═══ Task inputs
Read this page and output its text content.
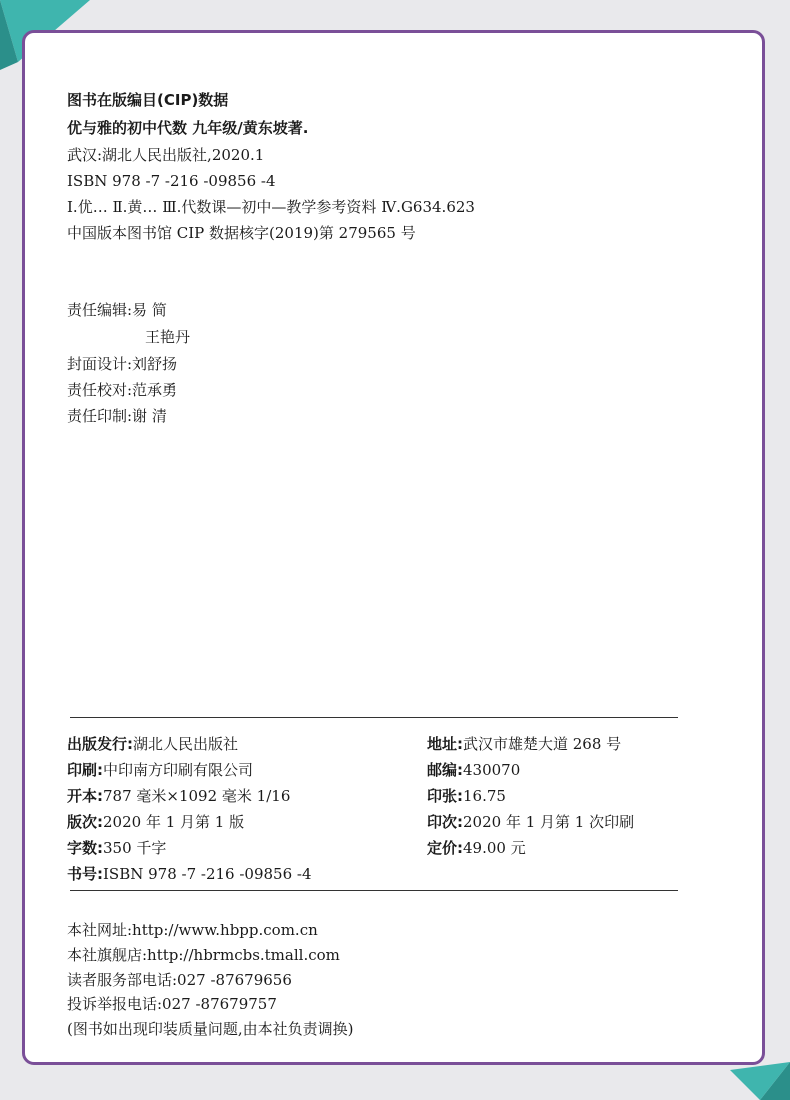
图书在版编目(CIP)数据
优与雅的初中代数 九年级/黄东坡著.
武汉:湖北人民出版社,2020.1
ISBN 978 -7 -216 -09856 -4
Ⅰ.优… Ⅱ.黄… Ⅲ.代数课—初中—教学参考资料 Ⅳ.G634.623
中国版本图书馆 CIP 数据核字(2019)第 279565 号
责任编辑:易 简
王艳丹
封面设计:刘舒扬
责任校对:范承勇
责任印制:谢 清
出版发行:湖北人民出版社	地址:武汉市雄楚大道 268 号
印刷:中印南方印刷有限公司	邮编:430070
开本:787 毫米×1092 毫米 1/16	印张:16.75
版次:2020 年 1 月第 1 版	印次:2020 年 1 月第 1 次印刷
字数:350 千字	定价:49.00 元
书号:ISBN 978 -7 -216 -09856 -4
本社网址:http://www.hbpp.com.cn
本社旗舰店:http://hbrmcbs.tmall.com
读者服务部电话:027 -87679656
投诉举报电话:027 -87679757
(图书如出现印装质量问题,由本社负责调换)
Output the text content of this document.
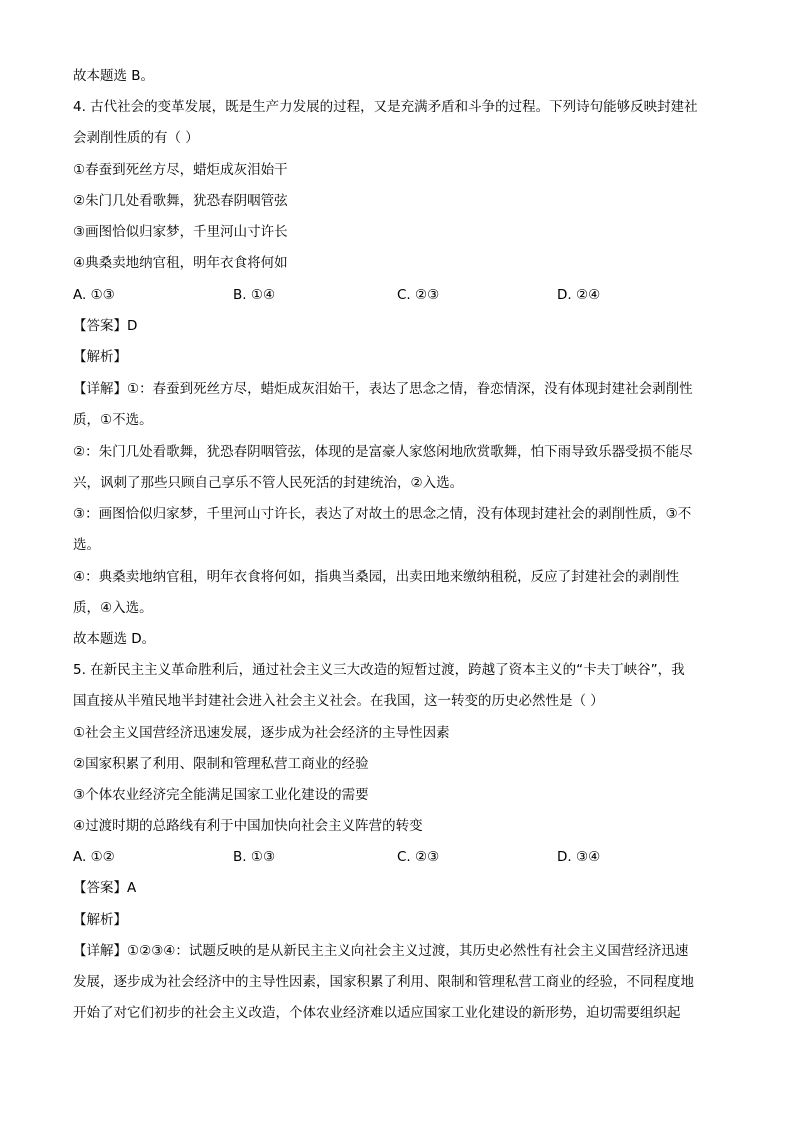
故本题选 B。
4. 古代社会的变革发展，既是生产力发展的过程，又是充满矛盾和斗争的过程。下列诗句能够反映封建社
会剥削性质的有（ ）
①春蚕到死丝方尽，蜡炬成灰泪始干
②朱门几处看歌舞，犹恐春阴咽管弦
③画图恰似归家梦，千里河山寸许长
④典桑卖地纳官租，明年衣食将何如
A. ①③	B. ①④	C. ②③	D. ②④
【答案】D
【解析】
【详解】①：春蚕到死丝方尽，蜡炬成灰泪始干，表达了思念之情，眷恋情深，没有体现封建社会剥削性
质，①不选。
②：朱门几处看歌舞，犹恐春阴咽管弦，体现的是富豪人家悠闲地欣赏歌舞，怕下雨导致乐器受损不能尽
兴，讽刺了那些只顾自己享乐不管人民死活的封建统治，②入选。
③：画图恰似归家梦，千里河山寸许长，表达了对故土的思念之情，没有体现封建社会的剥削性质，③不
选。
④：典桑卖地纳官租，明年衣食将何如，指典当桑园，出卖田地来缴纳租税，反应了封建社会的剥削性
质，④入选。
故本题选 D。
5. 在新民主主义革命胜利后，通过社会主义三大改造的短暂过渡，跨越了资本主义的“卡夫丁峡谷”，我
国直接从半殖民地半封建社会进入社会主义社会。在我国，这一转变的历史必然性是（ ）
①社会主义国营经济迅速发展，逐步成为社会经济的主导性因素
②国家积累了利用、限制和管理私营工商业的经验
③个体农业经济完全能满足国家工业化建设的需要
④过渡时期的总路线有利于中国加快向社会主义阵营的转变
A. ①②	B. ①③	C. ②③	D. ③④
【答案】A
【解析】
【详解】①②③④：试题反映的是从新民主主义向社会主义过渡，其历史必然性有社会主义国营经济迅速
发展，逐步成为社会经济中的主导性因素，国家积累了利用、限制和管理私营工商业的经验，不同程度地
开始了对它们初步的社会主义改造，个体农业经济难以适应国家工业化建设的新形势，迫切需要组织起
══════
- _Written request_
Using the data above, print every line exactly, omitting pictures.

- _Task response_
Read this page and output its text content.
图书在版编目(CIP)数据
优与雅的初中代数 九年级/黄东坡著.
武汉:湖北人民出版社,2020.1
ISBN 978 -7 -216 -09856 -4
Ⅰ.优… Ⅱ.黄… Ⅲ.代数课—初中—教学参考资料 Ⅳ.G634.623
中国版本图书馆 CIP 数据核字(2019)第 279565 号
责任编辑:易 简
王艳丹
封面设计:刘舒扬
责任校对:范承勇
责任印制:谢 清
出版发行:湖北人民出版社	地址:武汉市雄楚大道 268 号
印刷:中印南方印刷有限公司	邮编:430070
开本:787 毫米×1092 毫米 1/16	印张:16.75
版次:2020 年 1 月第 1 版	印次:2020 年 1 月第 1 次印刷
字数:350 千字	定价:49.00 元
书号:ISBN 978 -7 -216 -09856 -4
本社网址:http://www.hbpp.com.cn
本社旗舰店:http://hbrmcbs.tmall.com
读者服务部电话:027 -87679656
投诉举报电话:027 -87679757
(图书如出现印装质量问题,由本社负责调换)
Output the text content of this document.
故本题选 B。
4. 古代社会的变革发展，既是生产力发展的过程，又是充满矛盾和斗争的过程。下列诗句能够反映封建社
会剥削性质的有（ ）
①春蚕到死丝方尽，蜡炬成灰泪始干
②朱门几处看歌舞，犹恐春阴咽管弦
③画图恰似归家梦，千里河山寸许长
④典桑卖地纳官租，明年衣食将何如
A. ①③	B. ①④	C. ②③	D. ②④
【答案】D
【解析】
【详解】①：春蚕到死丝方尽，蜡炬成灰泪始干，表达了思念之情，眷恋情深，没有体现封建社会剥削性
质，①不选。
②：朱门几处看歌舞，犹恐春阴咽管弦，体现的是富豪人家悠闲地欣赏歌舞，怕下雨导致乐器受损不能尽
兴，讽刺了那些只顾自己享乐不管人民死活的封建统治，②入选。
③：画图恰似归家梦，千里河山寸许长，表达了对故土的思念之情，没有体现封建社会的剥削性质，③不
选。
④：典桑卖地纳官租，明年衣食将何如，指典当桑园，出卖田地来缴纳租税，反应了封建社会的剥削性
质，④入选。
故本题选 D。
5. 在新民主主义革命胜利后，通过社会主义三大改造的短暂过渡，跨越了资本主义的“卡夫丁峡谷”，我
国直接从半殖民地半封建社会进入社会主义社会。在我国，这一转变的历史必然性是（ ）
①社会主义国营经济迅速发展，逐步成为社会经济的主导性因素
②国家积累了利用、限制和管理私营工商业的经验
③个体农业经济完全能满足国家工业化建设的需要
④过渡时期的总路线有利于中国加快向社会主义阵营的转变
A. ①②	B. ①③	C. ②③	D. ③④
【答案】A
【解析】
【详解】①②③④：试题反映的是从新民主主义向社会主义过渡，其历史必然性有社会主义国营经济迅速
发展，逐步成为社会经济中的主导性因素，国家积累了利用、限制和管理私营工商业的经验，不同程度地
开始了对它们初步的社会主义改造，个体农业经济难以适应国家工业化建设的新形势，迫切需要组织起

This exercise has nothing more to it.